→ **Set tasks**
A - Decide whether each statement agrees with the Mercurial post. For each, answer yes or no and quote the deciding words from the post.
(i) The warning shown in the post concerns files over 10MB.
(ii) The writer's team rarely works with files larger than 10MB.
(iii) Most of the writer's files are raw uncompressed.
B - Please reproduce, word for word, the stretch of the Mercurial post from "Oh yes, we go" through "temper this issue.".

→ **Text**
##############################

Space savings: cherry picking, partial cloning, overlays, history trimming, offline revisions, and obliterate

Jared Hardy jaredhardy at gmail.com
Fri Mar 21 14:14:56 CDT 2008


On Fri, Mar 21, 2008 at 6:19 AM, Martin Gadbois
<martin.gadbois at colubris.com> wrote:
>  I like Mercurial, but I ran into this warning on some occasions, and I
>  do not know if your images and other binary data could be affected:
>
>  $ hg add linux-2.4.32.tar.bz2
>  linux-2.4.32.tar.bz2: files over 10MB may cause memory and performance
>  problems
>  (use 'hg revert linux-2.4.32.tar.bz2' to unadd the file)

Oh yes, we go over 10MB files routinely. Is there any configuration
setting to set the threshold higher? We would probably bump that up to
a few hundred MB, in our use case. This is where Forest seems very
handy, where we might have a normal code repository, in the same
forest tree with a big art repository, each with different threshold
warning settings.
    Do you know, does this size refer to the actual file, or the
snapshot/diff size? Most of our files are diff-able, because they are
raw uncompressed, so that may help temper this issue.

##############################

→ **Given data**
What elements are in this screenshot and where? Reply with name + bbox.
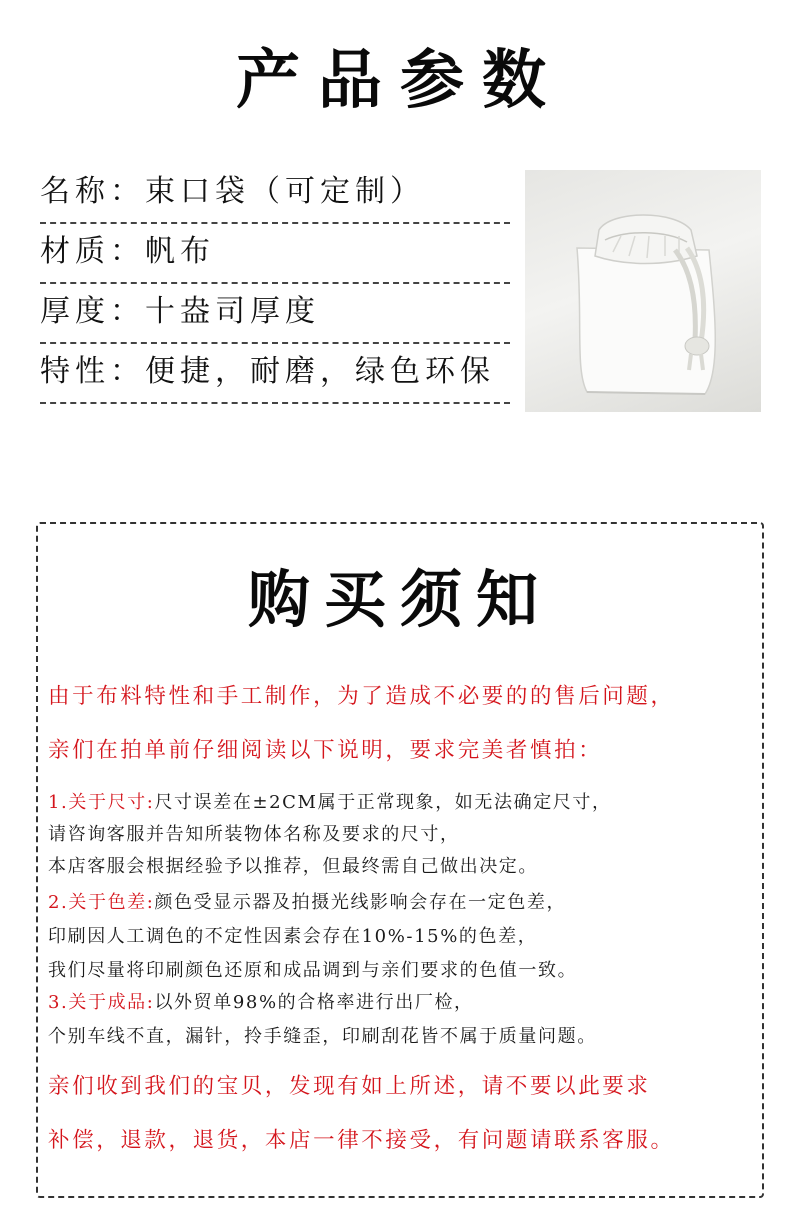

##############################

→ **Correct answers**
A -
(i) Yes: "files over 10MB may cause memory and performance"
(ii) No: "Oh yes, we go over 10MB files routinely."
(iii) Yes: "Most of our files are diff-able, because they are raw uncompressed"

B -
Oh yes, we go over 10MB files routinely. Is there any configuration
setting to set the threshold higher? We would probably bump that up to
a few hundred MB, in our use case. This is where Forest seems very
handy, where we might have a normal code repository, in the same
forest tree with a big art repository, each with different threshold
warning settings.
    Do you know, does this size refer to the actual file, or the
snapshot/diff size? Most of our files are diff-able, because they are
raw uncompressed, so that may help temper this issue.